[INSTRUCTION] Swap "data-point" for "point-marker" everywhere in the material below and change nothing else. Copy out the result without the pictures.

>> begin STORED ROWS

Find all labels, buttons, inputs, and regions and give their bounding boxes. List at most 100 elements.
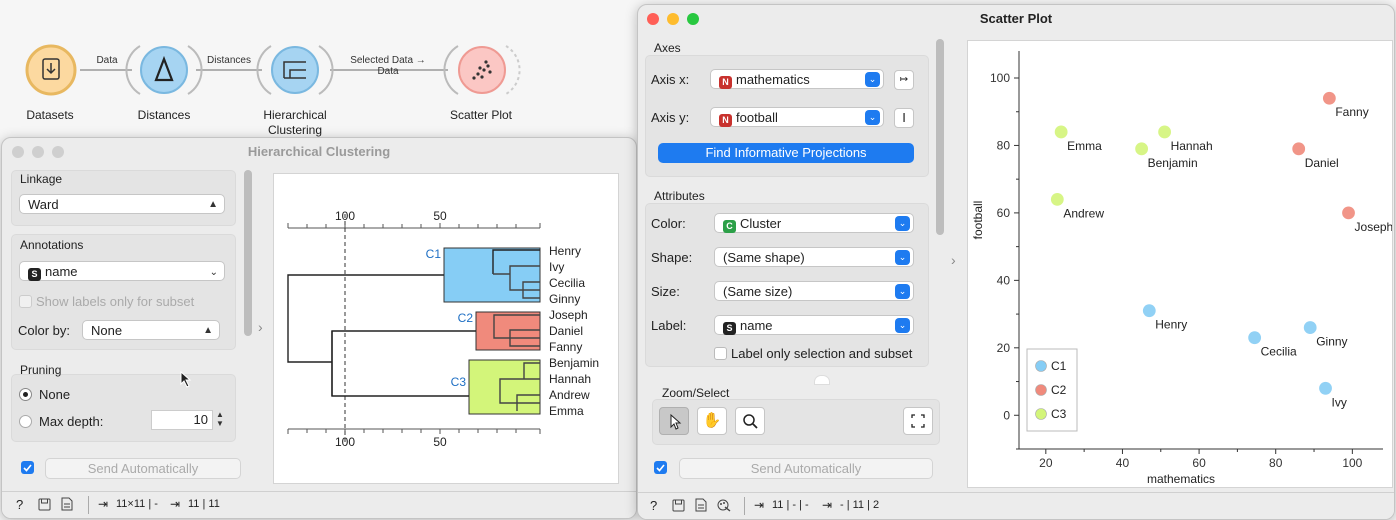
close-window-button[interactable] bbox=[647, 13, 659, 25]
distances-node[interactable] bbox=[125, 45, 203, 95]
scatter-plot-svg[interactable]: 20 40 60 80 100 0 20 40 60 80 100 mathematics footba… bbox=[968, 41, 1393, 487]
pruning-none-radio[interactable] bbox=[19, 388, 32, 401]
save-icon[interactable] bbox=[672, 499, 685, 512]
show-labels-subset-label: Show labels only for subset bbox=[36, 294, 195, 309]
leaf-label: Benjamin bbox=[549, 356, 599, 370]
dendrogram-svg[interactable]: 100 50 100 50 C1 C2 C3 Henry Ivy Cecilia… bbox=[274, 174, 618, 483]
axis-x-label: Axis x: bbox=[651, 72, 690, 87]
scatter-plot-area[interactable]: 20 40 60 80 100 0 20 40 60 80 100 mathematics footba… bbox=[967, 40, 1393, 488]
linkage-section-label: Linkage bbox=[20, 172, 63, 186]
max-depth-stepper[interactable]: ▲ ▼ bbox=[214, 410, 226, 430]
dendrogram-panel[interactable]: 100 50 100 50 C1 C2 C3 Henry Ivy Cecilia… bbox=[273, 173, 619, 484]
zoom-window-button[interactable] bbox=[52, 146, 64, 158]
chevron-down-icon: ⌄ bbox=[865, 72, 880, 87]
updown-chevron-icon: ▲ bbox=[208, 199, 218, 210]
cluster-label-c1: C1 bbox=[426, 247, 442, 261]
distances-node-label: Distances bbox=[137, 108, 191, 122]
x-tick-label: 40 bbox=[1116, 456, 1130, 470]
magnifier-icon bbox=[743, 414, 758, 429]
collapse-panel-chevron-icon[interactable]: › bbox=[258, 319, 263, 335]
cluster-c3-region[interactable] bbox=[468, 359, 541, 415]
shape-select[interactable]: (Same shape) ⌄ bbox=[714, 247, 914, 267]
color-by-select[interactable]: None ▲ bbox=[82, 320, 220, 340]
shape-label: Shape: bbox=[651, 250, 693, 265]
minimize-window-button[interactable] bbox=[667, 13, 679, 25]
help-icon[interactable]: ? bbox=[16, 497, 23, 512]
point-label: Ginny bbox=[1316, 335, 1347, 349]
data-point[interactable] bbox=[1302, 319, 1318, 336]
scatter-plot-node[interactable] bbox=[443, 45, 521, 95]
data-point[interactable] bbox=[1053, 124, 1069, 140]
pruning-max-depth-radio[interactable] bbox=[19, 415, 32, 428]
point-label: Emma bbox=[1067, 139, 1102, 153]
cluster-c2-region[interactable] bbox=[475, 311, 541, 351]
controls-scrollbar[interactable] bbox=[936, 39, 944, 235]
data-point[interactable] bbox=[1157, 124, 1173, 140]
leaf-label: Ivy bbox=[549, 260, 564, 274]
color-select[interactable]: C Cluster ⌄ bbox=[714, 213, 914, 233]
linkage-select[interactable]: Ward ▲ bbox=[19, 194, 225, 214]
help-icon[interactable]: ? bbox=[650, 498, 657, 513]
mouse-cursor-icon bbox=[180, 371, 192, 388]
pan-tool-button[interactable]: ✋ bbox=[697, 407, 727, 435]
datasets-node[interactable] bbox=[25, 44, 77, 96]
data-point[interactable] bbox=[1340, 205, 1357, 221]
legend-label: C2 bbox=[1051, 383, 1067, 397]
controls-scrollbar[interactable] bbox=[244, 170, 252, 336]
annotations-section-label: Annotations bbox=[20, 238, 84, 252]
label-only-subset-checkbox[interactable] bbox=[714, 347, 727, 360]
splitter-handle[interactable] bbox=[814, 375, 830, 385]
updown-chevron-icon: ▲ bbox=[203, 325, 213, 336]
legend-label: C1 bbox=[1051, 359, 1067, 373]
leaf-label: Emma bbox=[549, 404, 584, 418]
close-window-button[interactable] bbox=[12, 146, 24, 158]
reset-zoom-button[interactable] bbox=[903, 407, 933, 435]
point-label: Cecilia bbox=[1261, 345, 1297, 359]
visual-settings-icon[interactable] bbox=[716, 498, 732, 512]
link-label-selected-data: Selected Data → Data bbox=[350, 55, 426, 77]
zoom-window-button[interactable] bbox=[687, 13, 699, 25]
label-select[interactable]: Sname ⌄ bbox=[714, 315, 914, 335]
pruning-none-label: None bbox=[39, 387, 71, 402]
data-point[interactable] bbox=[1134, 141, 1150, 157]
jitter-x-button[interactable]: ↦ bbox=[894, 70, 914, 90]
data-point[interactable] bbox=[1141, 303, 1157, 319]
hand-icon: ✋ bbox=[702, 412, 722, 429]
zoom-tool-button[interactable] bbox=[735, 407, 765, 435]
size-select[interactable]: (Same size) ⌄ bbox=[714, 281, 914, 301]
cluster-c1-region[interactable] bbox=[443, 247, 541, 303]
leaf-label: Ginny bbox=[549, 292, 580, 306]
find-informative-projections-button[interactable]: Find Informative Projections bbox=[658, 143, 914, 163]
annotations-select-value: name bbox=[45, 264, 78, 279]
data-point[interactable] bbox=[1317, 380, 1334, 396]
legend-swatch bbox=[1035, 408, 1047, 420]
chevron-down-icon: ⌄ bbox=[209, 267, 218, 278]
save-icon[interactable] bbox=[38, 498, 51, 511]
select-tool-button[interactable] bbox=[659, 407, 689, 435]
axis-x-select[interactable]: Nmathematics ⌄ bbox=[710, 69, 884, 89]
show-labels-subset-checkbox[interactable] bbox=[19, 295, 32, 308]
hierarchical-clustering-node-label: Hierarchical Clustering bbox=[263, 108, 327, 137]
annotations-select[interactable]: Sname ⌄ bbox=[19, 261, 225, 281]
dendrogram-bottom-axis bbox=[287, 428, 541, 434]
hierarchical-clustering-node[interactable] bbox=[256, 45, 334, 95]
data-point[interactable] bbox=[1321, 90, 1337, 106]
max-depth-spinbox[interactable]: 10 bbox=[151, 410, 213, 430]
collapse-panel-chevron-icon[interactable]: › bbox=[951, 252, 956, 268]
send-automatically-checkbox[interactable] bbox=[21, 461, 34, 474]
report-icon[interactable] bbox=[695, 498, 707, 512]
axis-y-select[interactable]: Nfootball ⌄ bbox=[710, 107, 884, 127]
data-point[interactable] bbox=[1247, 330, 1263, 346]
input-arrow-icon: ⇥ bbox=[754, 498, 765, 512]
minimize-window-button[interactable] bbox=[32, 146, 44, 158]
data-point[interactable] bbox=[1291, 141, 1307, 157]
report-icon[interactable] bbox=[61, 497, 73, 511]
legend-swatch bbox=[1035, 384, 1047, 396]
send-automatically-button[interactable]: Send Automatically bbox=[45, 458, 241, 479]
send-automatically-button[interactable]: Send Automatically bbox=[679, 458, 933, 479]
sp-window-title: Scatter Plot bbox=[979, 11, 1053, 26]
jitter-y-button[interactable]: I bbox=[894, 108, 914, 128]
send-automatically-checkbox[interactable] bbox=[654, 461, 667, 474]
data-point[interactable] bbox=[1049, 191, 1065, 208]
legend-label: C3 bbox=[1051, 407, 1067, 421]
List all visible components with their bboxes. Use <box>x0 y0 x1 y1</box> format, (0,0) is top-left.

>> end STORED ROWS

[RESULT OF THIS TASK]
Find all labels, buttons, inputs, and regions and give their bounding boxes. List at most 100 elements.
close-window-button[interactable] bbox=[647, 13, 659, 25]
distances-node[interactable] bbox=[125, 45, 203, 95]
scatter-plot-svg[interactable]: 20 40 60 80 100 0 20 40 60 80 100 mathematics footba… bbox=[968, 41, 1393, 487]
pruning-none-radio[interactable] bbox=[19, 388, 32, 401]
save-icon[interactable] bbox=[672, 499, 685, 512]
show-labels-subset-label: Show labels only for subset bbox=[36, 294, 195, 309]
leaf-label: Benjamin bbox=[549, 356, 599, 370]
dendrogram-svg[interactable]: 100 50 100 50 C1 C2 C3 Henry Ivy Cecilia… bbox=[274, 174, 618, 483]
axis-x-label: Axis x: bbox=[651, 72, 690, 87]
scatter-plot-area[interactable]: 20 40 60 80 100 0 20 40 60 80 100 mathematics footba… bbox=[967, 40, 1393, 488]
linkage-section-label: Linkage bbox=[20, 172, 63, 186]
max-depth-stepper[interactable]: ▲ ▼ bbox=[214, 410, 226, 430]
dendrogram-panel[interactable]: 100 50 100 50 C1 C2 C3 Henry Ivy Cecilia… bbox=[273, 173, 619, 484]
zoom-window-button[interactable] bbox=[52, 146, 64, 158]
chevron-down-icon: ⌄ bbox=[865, 72, 880, 87]
updown-chevron-icon: ▲ bbox=[208, 199, 218, 210]
cluster-label-c1: C1 bbox=[426, 247, 442, 261]
distances-node-label: Distances bbox=[137, 108, 191, 122]
x-tick-label: 40 bbox=[1116, 456, 1130, 470]
magnifier-icon bbox=[743, 414, 758, 429]
collapse-panel-chevron-icon[interactable]: › bbox=[258, 319, 263, 335]
cluster-c3-region[interactable] bbox=[468, 359, 541, 415]
shape-select[interactable]: (Same shape) ⌄ bbox=[714, 247, 914, 267]
color-by-select[interactable]: None ▲ bbox=[82, 320, 220, 340]
shape-label: Shape: bbox=[651, 250, 693, 265]
minimize-window-button[interactable] bbox=[667, 13, 679, 25]
help-icon[interactable]: ? bbox=[16, 497, 23, 512]
point-label: Ginny bbox=[1316, 335, 1347, 349]
point-marker[interactable] bbox=[1302, 319, 1318, 336]
scatter-plot-node[interactable] bbox=[443, 45, 521, 95]
point-marker[interactable] bbox=[1053, 124, 1069, 140]
pruning-max-depth-radio[interactable] bbox=[19, 415, 32, 428]
point-label: Emma bbox=[1067, 139, 1102, 153]
cluster-c2-region[interactable] bbox=[475, 311, 541, 351]
controls-scrollbar[interactable] bbox=[936, 39, 944, 235]
point-marker[interactable] bbox=[1157, 124, 1173, 140]
leaf-label: Ivy bbox=[549, 260, 564, 274]
color-select[interactable]: C Cluster ⌄ bbox=[714, 213, 914, 233]
linkage-select[interactable]: Ward ▲ bbox=[19, 194, 225, 214]
help-icon[interactable]: ? bbox=[650, 498, 657, 513]
mouse-cursor-icon bbox=[180, 371, 192, 388]
pan-tool-button[interactable]: ✋ bbox=[697, 407, 727, 435]
datasets-node[interactable] bbox=[25, 44, 77, 96]
point-marker[interactable] bbox=[1340, 205, 1357, 221]
legend-label: C2 bbox=[1051, 383, 1067, 397]
controls-scrollbar[interactable] bbox=[244, 170, 252, 336]
annotations-section-label: Annotations bbox=[20, 238, 84, 252]
label-only-subset-checkbox[interactable] bbox=[714, 347, 727, 360]
splitter-handle[interactable] bbox=[814, 375, 830, 385]
updown-chevron-icon: ▲ bbox=[203, 325, 213, 336]
legend-label: C1 bbox=[1051, 359, 1067, 373]
leaf-label: Emma bbox=[549, 404, 584, 418]
close-window-button[interactable] bbox=[12, 146, 24, 158]
reset-zoom-button[interactable] bbox=[903, 407, 933, 435]
point-label: Cecilia bbox=[1261, 345, 1297, 359]
visual-settings-icon[interactable] bbox=[716, 498, 732, 512]
link-label-selected-data: Selected Data → Data bbox=[350, 55, 426, 77]
zoom-window-button[interactable] bbox=[687, 13, 699, 25]
label-select[interactable]: Sname ⌄ bbox=[714, 315, 914, 335]
pruning-none-label: None bbox=[39, 387, 71, 402]
point-marker[interactable] bbox=[1134, 141, 1150, 157]
jitter-x-button[interactable]: ↦ bbox=[894, 70, 914, 90]
point-marker[interactable] bbox=[1141, 303, 1157, 319]
hand-icon: ✋ bbox=[702, 412, 722, 429]
zoom-tool-button[interactable] bbox=[735, 407, 765, 435]
size-select[interactable]: (Same size) ⌄ bbox=[714, 281, 914, 301]
cluster-c1-region[interactable] bbox=[443, 247, 541, 303]
leaf-label: Ginny bbox=[549, 292, 580, 306]
find-informative-projections-button[interactable]: Find Informative Projections bbox=[658, 143, 914, 163]
annotations-select-value: name bbox=[45, 264, 78, 279]
point-marker[interactable] bbox=[1317, 380, 1334, 396]
legend-swatch bbox=[1035, 408, 1047, 420]
chevron-down-icon: ⌄ bbox=[209, 267, 218, 278]
save-icon[interactable] bbox=[38, 498, 51, 511]
select-tool-button[interactable] bbox=[659, 407, 689, 435]
axis-x-select[interactable]: Nmathematics ⌄ bbox=[710, 69, 884, 89]
show-labels-subset-checkbox[interactable] bbox=[19, 295, 32, 308]
hierarchical-clustering-node-label: Hierarchical Clustering bbox=[263, 108, 327, 137]
annotations-select[interactable]: Sname ⌄ bbox=[19, 261, 225, 281]
dendrogram-bottom-axis bbox=[287, 428, 541, 434]
hierarchical-clustering-node[interactable] bbox=[256, 45, 334, 95]
point-marker[interactable] bbox=[1321, 90, 1337, 106]
max-depth-spinbox[interactable]: 10 bbox=[151, 410, 213, 430]
collapse-panel-chevron-icon[interactable]: › bbox=[951, 252, 956, 268]
send-automatically-checkbox[interactable] bbox=[21, 461, 34, 474]
report-icon[interactable] bbox=[695, 498, 707, 512]
axis-y-select[interactable]: Nfootball ⌄ bbox=[710, 107, 884, 127]
point-marker[interactable] bbox=[1247, 330, 1263, 346]
input-arrow-icon: ⇥ bbox=[754, 498, 765, 512]
minimize-window-button[interactable] bbox=[32, 146, 44, 158]
point-marker[interactable] bbox=[1291, 141, 1307, 157]
report-icon[interactable] bbox=[61, 497, 73, 511]
legend-swatch bbox=[1035, 384, 1047, 396]
send-automatically-button[interactable]: Send Automatically bbox=[45, 458, 241, 479]
send-automatically-button[interactable]: Send Automatically bbox=[679, 458, 933, 479]
sp-window-title: Scatter Plot bbox=[979, 11, 1053, 26]
jitter-y-button[interactable]: I bbox=[894, 108, 914, 128]
send-automatically-checkbox[interactable] bbox=[654, 461, 667, 474]
point-marker[interactable] bbox=[1049, 191, 1065, 208]
legend-label: C3 bbox=[1051, 407, 1067, 421]
List all visible components with their bboxes. Use <box>x0 y0 x1 y1</box> format, (0,0) is top-left.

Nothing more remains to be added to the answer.